>> begin RECORD SET
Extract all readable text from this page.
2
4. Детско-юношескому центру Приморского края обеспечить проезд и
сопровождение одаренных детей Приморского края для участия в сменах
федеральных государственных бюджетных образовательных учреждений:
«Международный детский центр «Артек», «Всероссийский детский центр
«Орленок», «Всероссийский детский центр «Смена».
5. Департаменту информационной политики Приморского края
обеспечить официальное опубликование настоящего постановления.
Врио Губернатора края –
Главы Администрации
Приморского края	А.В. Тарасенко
>> end RECORD SET
>> begin RECORD SET
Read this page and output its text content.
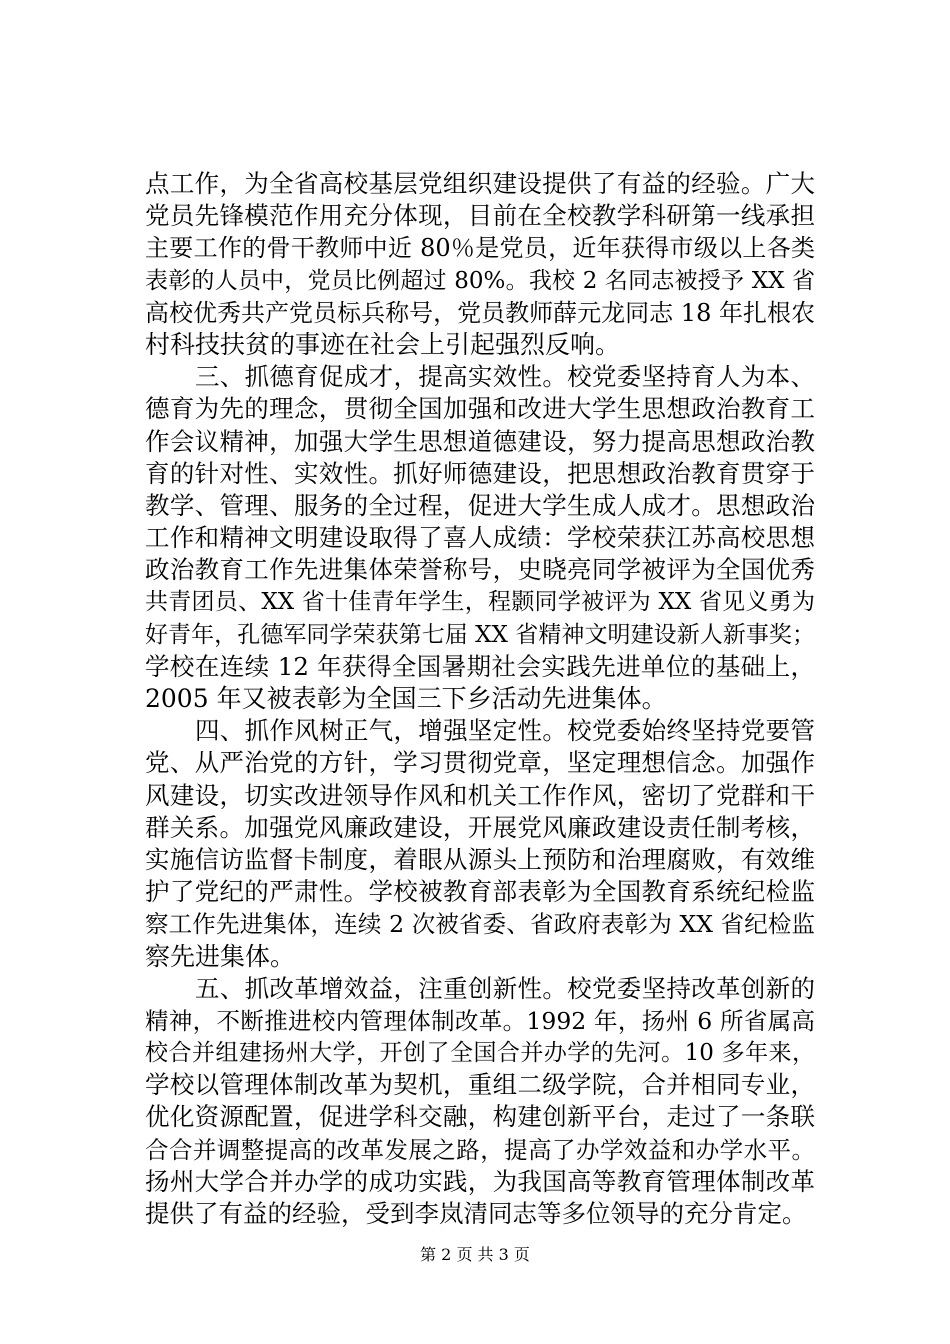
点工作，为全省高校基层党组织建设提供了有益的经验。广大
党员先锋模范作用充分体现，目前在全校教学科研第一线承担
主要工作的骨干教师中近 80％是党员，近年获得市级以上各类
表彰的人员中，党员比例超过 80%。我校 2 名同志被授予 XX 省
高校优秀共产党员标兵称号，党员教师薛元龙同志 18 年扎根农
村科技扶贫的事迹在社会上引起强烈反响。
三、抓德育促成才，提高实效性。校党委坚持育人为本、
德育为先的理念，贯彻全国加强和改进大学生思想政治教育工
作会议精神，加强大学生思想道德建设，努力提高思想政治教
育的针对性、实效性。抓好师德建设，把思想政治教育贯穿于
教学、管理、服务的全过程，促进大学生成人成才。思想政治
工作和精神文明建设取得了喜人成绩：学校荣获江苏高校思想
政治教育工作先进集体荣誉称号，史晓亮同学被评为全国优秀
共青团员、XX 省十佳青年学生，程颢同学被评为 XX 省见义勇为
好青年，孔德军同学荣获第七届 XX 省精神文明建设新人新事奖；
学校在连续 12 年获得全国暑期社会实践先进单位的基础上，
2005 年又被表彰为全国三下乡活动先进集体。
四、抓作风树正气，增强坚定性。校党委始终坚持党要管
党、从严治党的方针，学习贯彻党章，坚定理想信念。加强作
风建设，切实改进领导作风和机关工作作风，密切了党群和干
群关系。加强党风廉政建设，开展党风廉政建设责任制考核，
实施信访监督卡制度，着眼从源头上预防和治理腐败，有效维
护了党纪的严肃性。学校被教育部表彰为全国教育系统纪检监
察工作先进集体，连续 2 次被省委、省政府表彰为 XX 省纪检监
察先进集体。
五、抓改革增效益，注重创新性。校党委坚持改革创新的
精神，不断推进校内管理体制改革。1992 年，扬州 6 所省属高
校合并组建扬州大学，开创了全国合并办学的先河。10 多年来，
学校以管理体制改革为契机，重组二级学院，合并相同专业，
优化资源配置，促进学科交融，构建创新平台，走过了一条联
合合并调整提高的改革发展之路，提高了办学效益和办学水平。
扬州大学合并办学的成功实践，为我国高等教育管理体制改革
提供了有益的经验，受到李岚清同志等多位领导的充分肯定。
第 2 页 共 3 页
>> end RECORD SET
DIRECTIONS FOR THIS TASK: From the data above, copy each line that holds "Всероссийский".

EXERCISE RESPONSE:
«Международный детский центр «Артек», «Всероссийский детский центр
«Орленок», «Всероссийский детский центр «Смена».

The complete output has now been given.